What to produce - Scan each line of the records for the word "remains" and extract the ones that have it.

(Dataset entries)
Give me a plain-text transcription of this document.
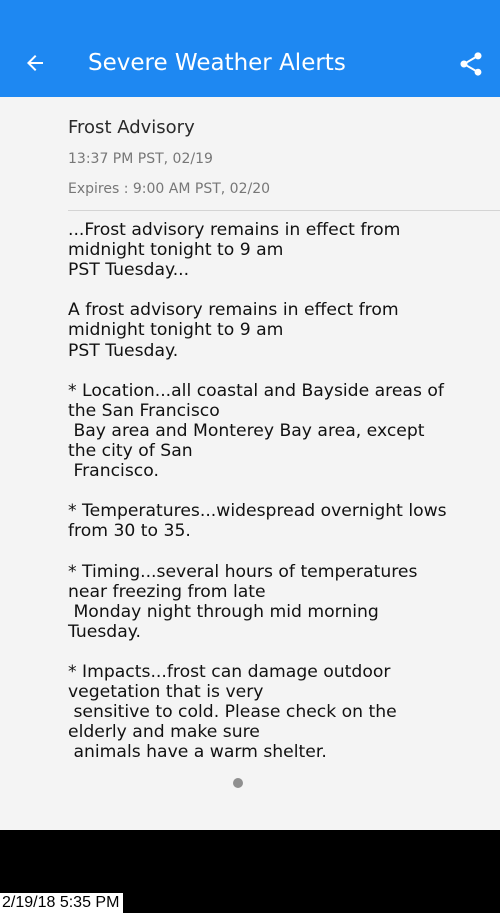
Severe Weather Alerts
Frost Advisory
13:37 PM PST, 02/19
Expires : 9:00 AM PST, 02/20
...Frost advisory remains in effect from
midnight tonight to 9 am
PST Tuesday...

A frost advisory remains in effect from
midnight tonight to 9 am
PST Tuesday.

* Location...all coastal and Bayside areas of
the San Francisco
Bay area and Monterey Bay area, except
the city of San
Francisco.

* Temperatures...widespread overnight lows
from 30 to 35.

* Timing...several hours of temperatures
near freezing from late
Monday night through mid morning
Tuesday.

* Impacts...frost can damage outdoor
vegetation that is very
sensitive to cold. Please check on the
elderly and make sure
animals have a warm shelter.
2/19/18 5:35 PM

Solution to this exercise -
...Frost advisory remains in effect from
A frost advisory remains in effect from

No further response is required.